◆ WHAT THIS TASK INVOLVES
Give back each entry unchanged, minus pictures.

#### LISTING ####

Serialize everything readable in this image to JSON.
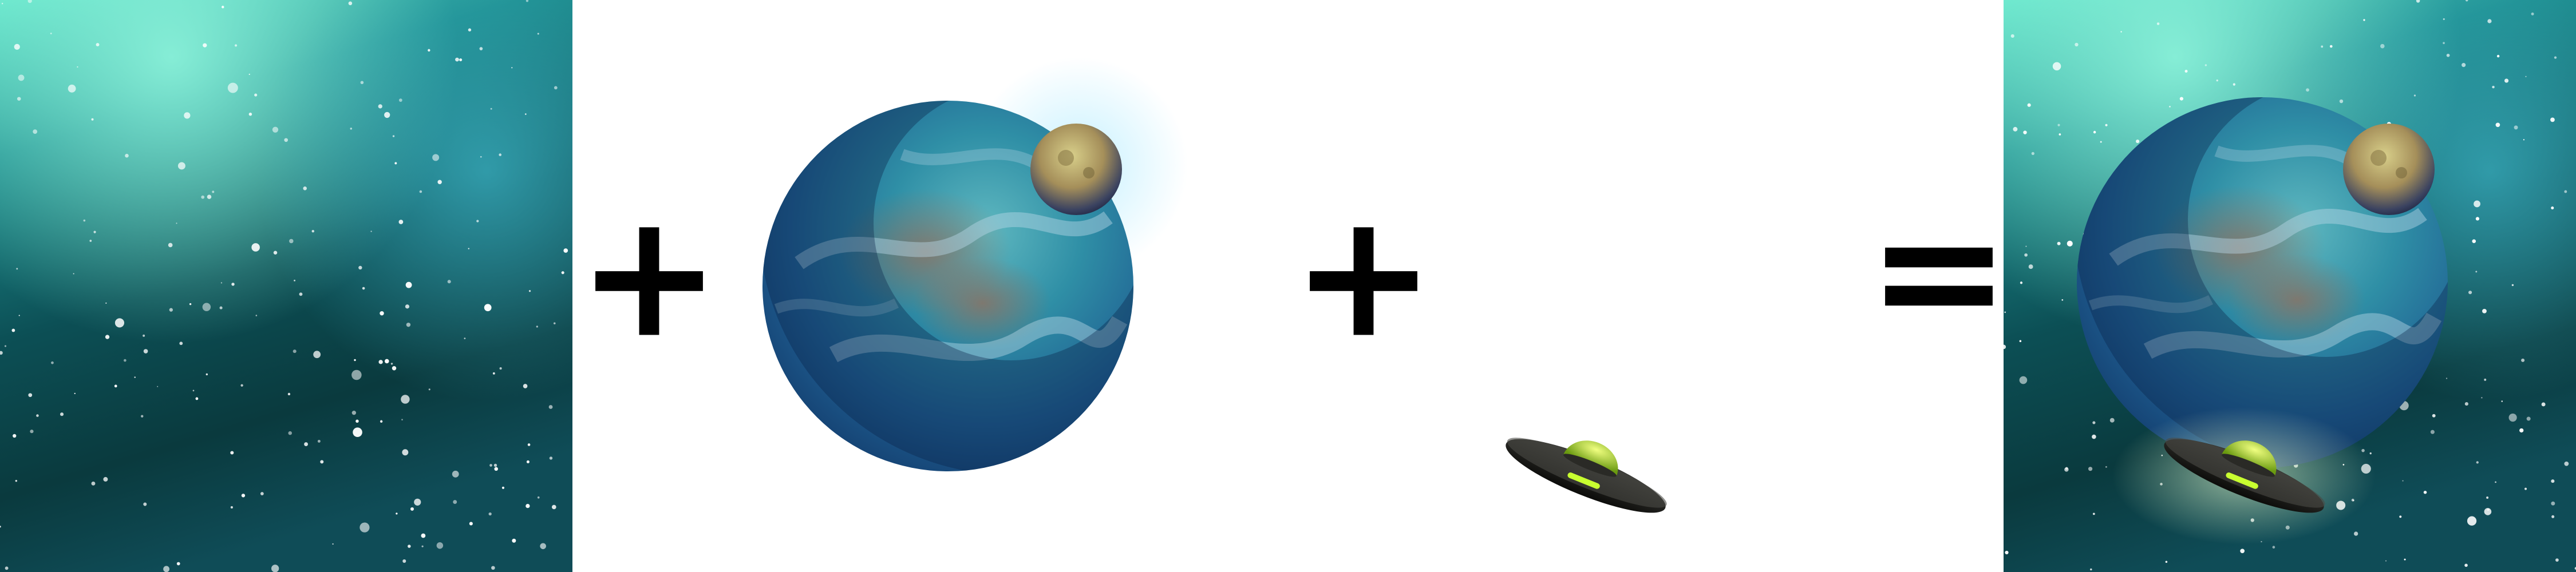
{
  "operators": [
    "+",
    "+",
    "="
  ]
}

####

◆ THE RESPONSE
Serialize everything readable in this image to JSON.
{
  "operators": [
    "+",
    "+",
    "="
  ]
}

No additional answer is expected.